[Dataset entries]
■ ■ ■ ■

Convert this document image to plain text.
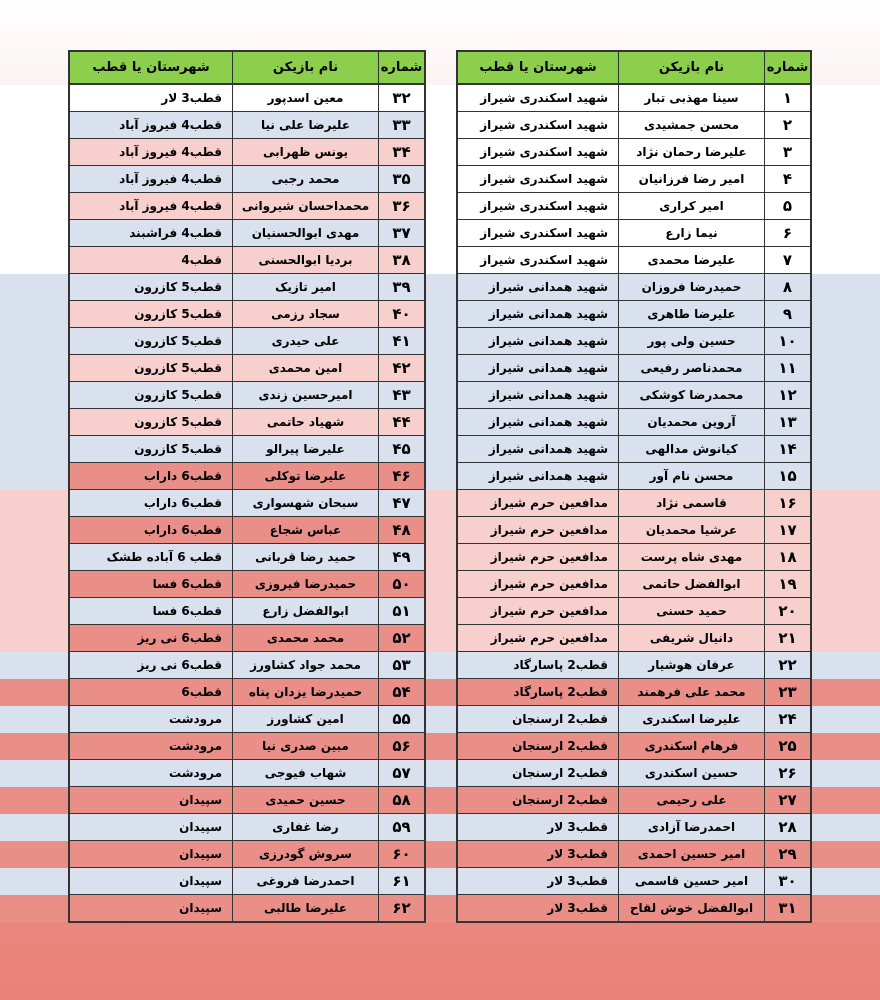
شماره	نام بازیکن	شهرستان یا قطب
۳۲	معین اسدپور	قطب3 لار
۳۳	علیرضا علی نیا	قطب4 فیروز آباد
۳۴	یونس ظهرابی	قطب4 فیروز آباد
۳۵	محمد رجبی	قطب4 فیروز آباد
۳۶	محمداحسان شیروانی	قطب4 فیروز آباد
۳۷	مهدی ابوالحسنیان	قطب4 فراشبند
۳۸	بردیا ابوالحسنی	قطب4
۳۹	امیر تازیک	قطب5 کازرون
۴۰	سجاد رزمی	قطب5 کازرون
۴۱	علی حیدری	قطب5 کازرون
۴۲	امین محمدی	قطب5 کازرون
۴۳	امیرحسین زندی	قطب5 کازرون
۴۴	شهیاد حاتمی	قطب5 کازرون
۴۵	علیرضا پیرالو	قطب5 کازرون
۴۶	علیرضا توکلی	قطب6 داراب
۴۷	سبحان شهسواری	قطب6 داراب
۴۸	عباس شجاع	قطب6 داراب
۴۹	حمید رضا قربانی	قطب 6 آباده طشک
۵۰	حمیدرضا فیروزی	قطب6 فسا
۵۱	ابوالفضل زارع	قطب6 فسا
۵۲	محمد محمدی	قطب6 نی ریز
۵۳	محمد جواد کشاورز	قطب6 نی ریز
۵۴	حمیدرضا یزدان پناه	قطب6
۵۵	امین کشاورز	مرودشت
۵۶	مبین صدری نیا	مرودشت
۵۷	شهاب فیوجی	مرودشت
۵۸	حسین حمیدی	سپیدان
۵۹	رضا غفاری	سپیدان
۶۰	سروش گودرزی	سپیدان
۶۱	احمدرضا فروغی	سپیدان
۶۲	علیرضا طالبی	سپیدان
شماره	نام بازیکن	شهرستان یا قطب
۱	سینا مهذبی تبار	شهید اسکندری شیراز
۲	محسن جمشیدی	شهید اسکندری شیراز
۳	علیرضا رحمان نژاد	شهید اسکندری شیراز
۴	امیر رضا فرزانیان	شهید اسکندری شیراز
۵	امیر کراری	شهید اسکندری شیراز
۶	نیما زارع	شهید اسکندری شیراز
۷	علیرضا محمدی	شهید اسکندری شیراز
۸	حمیدرضا فروزان	شهید همدانی شیراز
۹	علیرضا طاهری	شهید همدانی شیراز
۱۰	حسین ولی پور	شهید همدانی شیراز
۱۱	محمدناصر رفیعی	شهید همدانی شیراز
۱۲	محمدرضا کوشکی	شهید همدانی شیراز
۱۳	آروین محمدیان	شهید همدانی شیراز
۱۴	کیانوش مدالهی	شهید همدانی شیراز
۱۵	محسن نام آور	شهید همدانی شیراز
۱۶	قاسمی نژاد	مدافعین حرم شیراز
۱۷	عرشیا محمدیان	مدافعین حرم شیراز
۱۸	مهدی شاه پرست	مدافعین حرم شیراز
۱۹	ابوالفضل حاتمی	مدافعین حرم شیراز
۲۰	حمید حسنی	مدافعین حرم شیراز
۲۱	دانیال شریفی	مدافعین حرم شیراز
۲۲	عرفان هوشیار	قطب2 پاسارگاد
۲۳	محمد علی فرهمند	قطب2 پاسارگاد
۲۴	علیرضا اسکندری	قطب2 ارسنجان
۲۵	فرهام اسکندری	قطب2 ارسنجان
۲۶	حسین اسکندری	قطب2 ارسنجان
۲۷	علی رحیمی	قطب2 ارسنجان
۲۸	احمدرضا آزادی	قطب3 لار
۲۹	امیر حسین احمدی	قطب3 لار
۳۰	امیر حسین قاسمی	قطب3 لار
۳۱	ابوالفضل خوش لقاح	قطب3 لار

■ ■ ■ ■

TASK OBJECTIVE:
Collect the lines of the data that carry the word "حاتمی".

COMPLETED EXERCISE:
۴۴	شهیاد حاتمی	قطب5 کازرون
۱۹	ابوالفضل حاتمی	مدافعین حرم شیراز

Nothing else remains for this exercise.